◆ Task to complete
All entries below need to be written out exactly, but without their pictures.

◆ Provided records

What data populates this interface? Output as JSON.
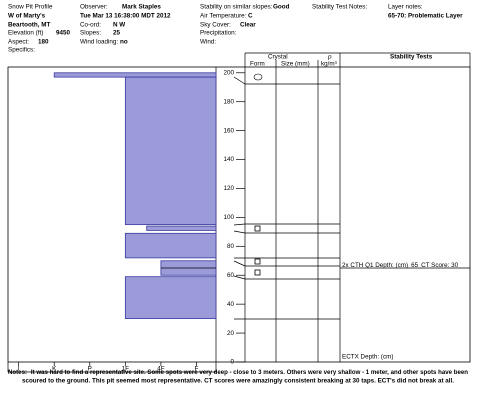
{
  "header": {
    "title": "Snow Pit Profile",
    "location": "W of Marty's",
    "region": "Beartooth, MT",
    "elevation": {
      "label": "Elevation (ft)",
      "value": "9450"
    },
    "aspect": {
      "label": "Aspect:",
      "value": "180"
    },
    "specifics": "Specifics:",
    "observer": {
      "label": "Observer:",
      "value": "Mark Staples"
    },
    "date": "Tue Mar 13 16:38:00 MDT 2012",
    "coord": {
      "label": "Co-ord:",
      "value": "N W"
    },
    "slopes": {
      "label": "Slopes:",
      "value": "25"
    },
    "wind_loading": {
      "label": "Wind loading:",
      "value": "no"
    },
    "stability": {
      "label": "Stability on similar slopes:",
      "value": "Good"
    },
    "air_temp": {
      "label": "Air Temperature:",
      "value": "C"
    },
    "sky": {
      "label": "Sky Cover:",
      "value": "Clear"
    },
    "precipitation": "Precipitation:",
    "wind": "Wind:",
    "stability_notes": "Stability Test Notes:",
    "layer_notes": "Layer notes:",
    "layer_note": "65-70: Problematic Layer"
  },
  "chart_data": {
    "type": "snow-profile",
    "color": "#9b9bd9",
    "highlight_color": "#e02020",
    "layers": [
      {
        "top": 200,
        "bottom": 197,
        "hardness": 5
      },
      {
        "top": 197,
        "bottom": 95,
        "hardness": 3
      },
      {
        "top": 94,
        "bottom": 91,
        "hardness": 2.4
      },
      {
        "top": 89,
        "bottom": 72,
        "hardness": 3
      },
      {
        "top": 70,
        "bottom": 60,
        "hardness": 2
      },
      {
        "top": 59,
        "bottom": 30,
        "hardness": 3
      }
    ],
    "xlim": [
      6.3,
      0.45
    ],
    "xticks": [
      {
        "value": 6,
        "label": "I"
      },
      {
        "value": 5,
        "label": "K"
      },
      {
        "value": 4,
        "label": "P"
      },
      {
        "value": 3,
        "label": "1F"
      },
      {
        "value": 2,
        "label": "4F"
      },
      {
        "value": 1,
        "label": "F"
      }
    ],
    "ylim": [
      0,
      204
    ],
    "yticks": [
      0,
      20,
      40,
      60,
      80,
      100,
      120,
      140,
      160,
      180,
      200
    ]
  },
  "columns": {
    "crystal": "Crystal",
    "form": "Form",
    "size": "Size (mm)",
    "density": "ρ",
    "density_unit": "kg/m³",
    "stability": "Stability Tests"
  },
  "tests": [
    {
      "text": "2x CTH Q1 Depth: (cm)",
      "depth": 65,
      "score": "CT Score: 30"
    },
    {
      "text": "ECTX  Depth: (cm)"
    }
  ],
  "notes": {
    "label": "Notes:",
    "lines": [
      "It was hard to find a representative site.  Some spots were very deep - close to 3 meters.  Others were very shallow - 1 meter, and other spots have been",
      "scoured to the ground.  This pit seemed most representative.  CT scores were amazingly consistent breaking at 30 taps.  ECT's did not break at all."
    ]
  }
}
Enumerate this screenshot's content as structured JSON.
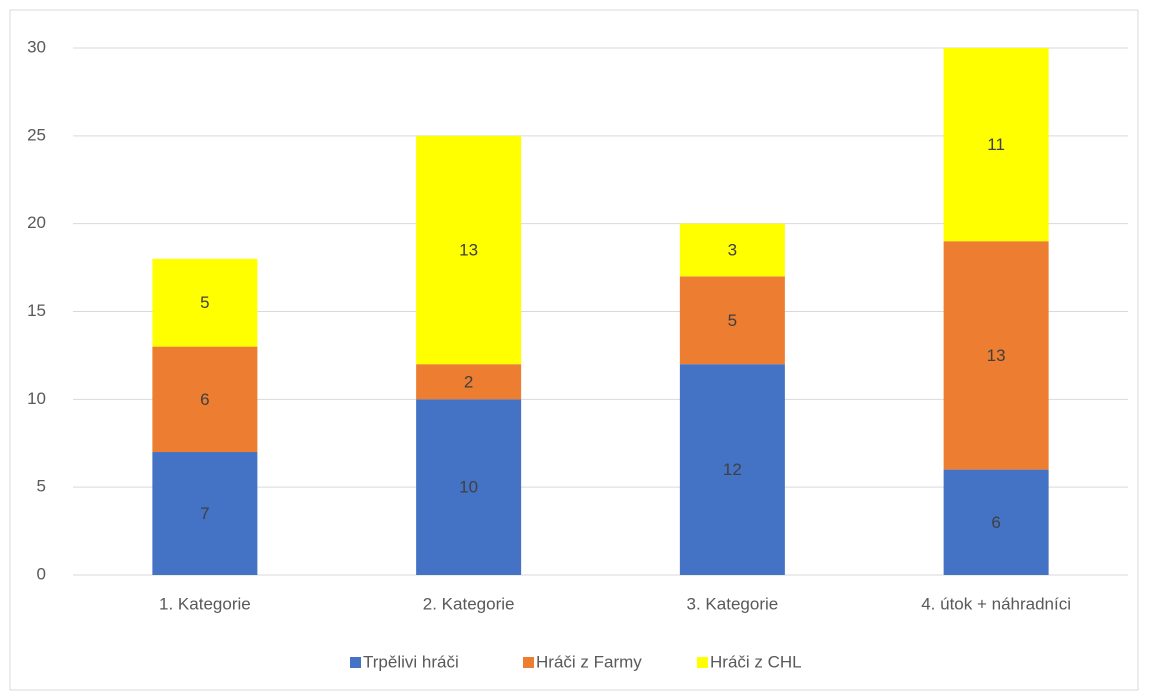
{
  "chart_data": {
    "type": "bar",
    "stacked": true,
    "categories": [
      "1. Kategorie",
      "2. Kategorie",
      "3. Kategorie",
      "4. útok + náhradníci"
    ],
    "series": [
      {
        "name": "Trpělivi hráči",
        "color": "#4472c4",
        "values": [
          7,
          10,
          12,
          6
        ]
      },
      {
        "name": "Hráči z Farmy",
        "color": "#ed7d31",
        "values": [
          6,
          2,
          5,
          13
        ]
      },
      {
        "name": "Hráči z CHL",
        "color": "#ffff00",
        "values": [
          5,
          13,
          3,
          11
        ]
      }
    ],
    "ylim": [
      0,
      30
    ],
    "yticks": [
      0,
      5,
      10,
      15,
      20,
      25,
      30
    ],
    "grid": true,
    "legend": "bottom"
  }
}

◆ Correct answer
What data populates this interface? Output as JSON.
{
  "header": {
    "title": "Snow Pit Profile",
    "location": "W of Marty's",
    "region": "Beartooth, MT",
    "elevation": {
      "label": "Elevation (ft)",
      "value": "9450"
    },
    "aspect": {
      "label": "Aspect:",
      "value": "180"
    },
    "specifics": "Specifics:",
    "observer": {
      "label": "Observer:",
      "value": "Mark Staples"
    },
    "date": "Tue Mar 13 16:38:00 MDT 2012",
    "coord": {
      "label": "Co-ord:",
      "value": "N W"
    },
    "slopes": {
      "label": "Slopes:",
      "value": "25"
    },
    "wind_loading": {
      "label": "Wind loading:",
      "value": "no"
    },
    "stability": {
      "label": "Stability on similar slopes:",
      "value": "Good"
    },
    "air_temp": {
      "label": "Air Temperature:",
      "value": "C"
    },
    "sky": {
      "label": "Sky Cover:",
      "value": "Clear"
    },
    "precipitation": "Precipitation:",
    "wind": "Wind:",
    "stability_notes": "Stability Test Notes:",
    "layer_notes": "Layer notes:",
    "layer_note": "65-70: Problematic Layer"
  },
  "chart_data": {
    "type": "snow-profile",
    "color": "#9b9bd9",
    "highlight_color": "#e02020",
    "layers": [
      {
        "top": 200,
        "bottom": 197,
        "hardness": 5
      },
      {
        "top": 197,
        "bottom": 95,
        "hardness": 3
      },
      {
        "top": 94,
        "bottom": 91,
        "hardness": 2.4
      },
      {
        "top": 89,
        "bottom": 72,
        "hardness": 3
      },
      {
        "top": 70,
        "bottom": 60,
        "hardness": 2
      },
      {
        "top": 59,
        "bottom": 30,
        "hardness": 3
      }
    ],
    "xlim": [
      6.3,
      0.45
    ],
    "xticks": [
      {
        "value": 6,
        "label": "I"
      },
      {
        "value": 5,
        "label": "K"
      },
      {
        "value": 4,
        "label": "P"
      },
      {
        "value": 3,
        "label": "1F"
      },
      {
        "value": 2,
        "label": "4F"
      },
      {
        "value": 1,
        "label": "F"
      }
    ],
    "ylim": [
      0,
      204
    ],
    "yticks": [
      0,
      20,
      40,
      60,
      80,
      100,
      120,
      140,
      160,
      180,
      200
    ]
  },
  "columns": {
    "crystal": "Crystal",
    "form": "Form",
    "size": "Size (mm)",
    "density": "ρ",
    "density_unit": "kg/m³",
    "stability": "Stability Tests"
  },
  "tests": [
    {
      "text": "2x CTH Q1 Depth: (cm)",
      "depth": 65,
      "score": "CT Score: 30"
    },
    {
      "text": "ECTX  Depth: (cm)"
    }
  ],
  "notes": {
    "label": "Notes:",
    "lines": [
      "It was hard to find a representative site.  Some spots were very deep - close to 3 meters.  Others were very shallow - 1 meter, and other spots have been",
      "scoured to the ground.  This pit seemed most representative.  CT scores were amazingly consistent breaking at 30 taps.  ECT's did not break at all."
    ]
  }
}
Enumerate this screenshot's content as structured JSON.
{
  "chart_data": {
    "type": "bar",
    "stacked": true,
    "categories": [
      "1. Kategorie",
      "2. Kategorie",
      "3. Kategorie",
      "4. útok + náhradníci"
    ],
    "series": [
      {
        "name": "Trpělivi hráči",
        "color": "#4472c4",
        "values": [
          7,
          10,
          12,
          6
        ]
      },
      {
        "name": "Hráči z Farmy",
        "color": "#ed7d31",
        "values": [
          6,
          2,
          5,
          13
        ]
      },
      {
        "name": "Hráči z CHL",
        "color": "#ffff00",
        "values": [
          5,
          13,
          3,
          11
        ]
      }
    ],
    "ylim": [
      0,
      30
    ],
    "yticks": [
      0,
      5,
      10,
      15,
      20,
      25,
      30
    ],
    "grid": true,
    "legend": "bottom"
  }
}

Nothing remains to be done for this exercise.